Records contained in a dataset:
········
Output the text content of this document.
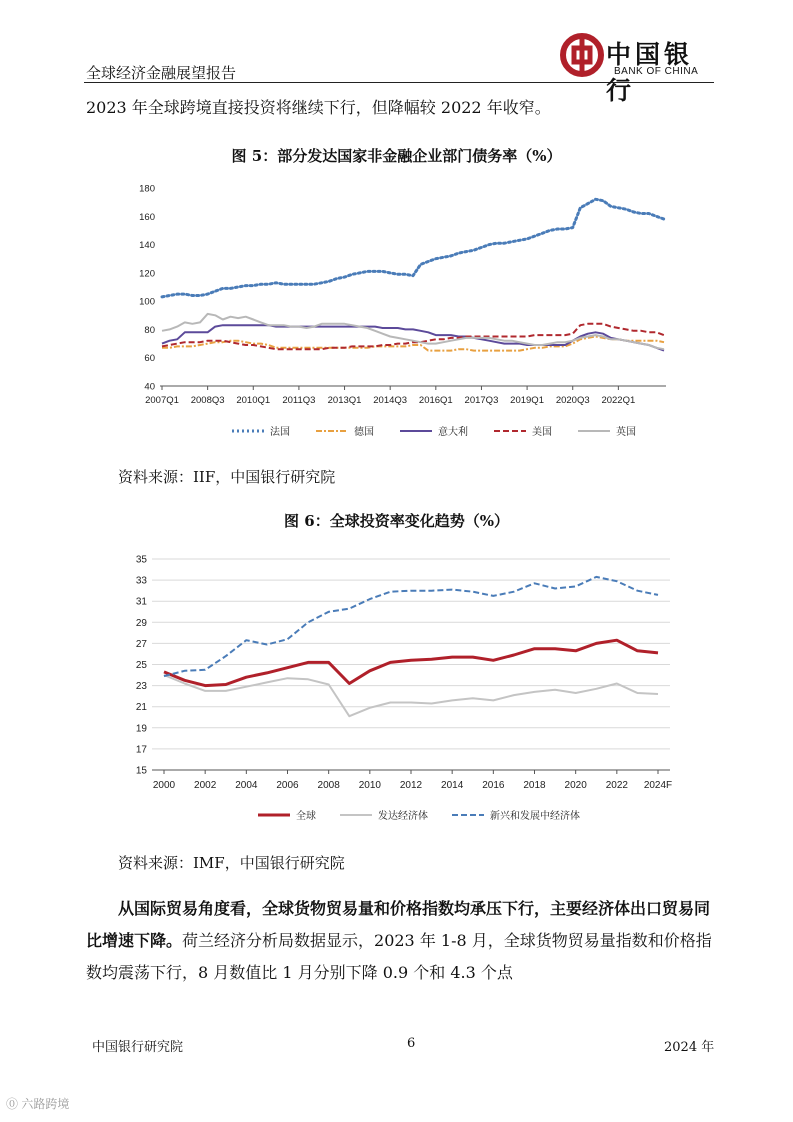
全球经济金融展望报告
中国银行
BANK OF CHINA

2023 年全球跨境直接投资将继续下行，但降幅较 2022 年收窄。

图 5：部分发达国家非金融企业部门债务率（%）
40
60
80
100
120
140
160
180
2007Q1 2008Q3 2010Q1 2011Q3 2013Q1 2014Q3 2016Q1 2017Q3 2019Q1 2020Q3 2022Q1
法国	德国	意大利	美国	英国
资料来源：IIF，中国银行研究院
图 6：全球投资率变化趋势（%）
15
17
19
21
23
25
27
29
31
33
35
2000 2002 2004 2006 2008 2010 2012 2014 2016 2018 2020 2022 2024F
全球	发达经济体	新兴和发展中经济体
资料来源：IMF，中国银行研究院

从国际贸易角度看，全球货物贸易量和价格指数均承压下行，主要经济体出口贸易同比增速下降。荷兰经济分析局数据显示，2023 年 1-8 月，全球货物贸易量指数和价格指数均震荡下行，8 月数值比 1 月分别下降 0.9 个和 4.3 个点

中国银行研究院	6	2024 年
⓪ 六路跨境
········
Given exercise
Go through the material line by line. Show each line that contains the string "中国银行研究院".

Exercise response
资料来源：IIF，中国银行研究院
资料来源：IMF，中国银行研究院
中国银行研究院	6	2024 年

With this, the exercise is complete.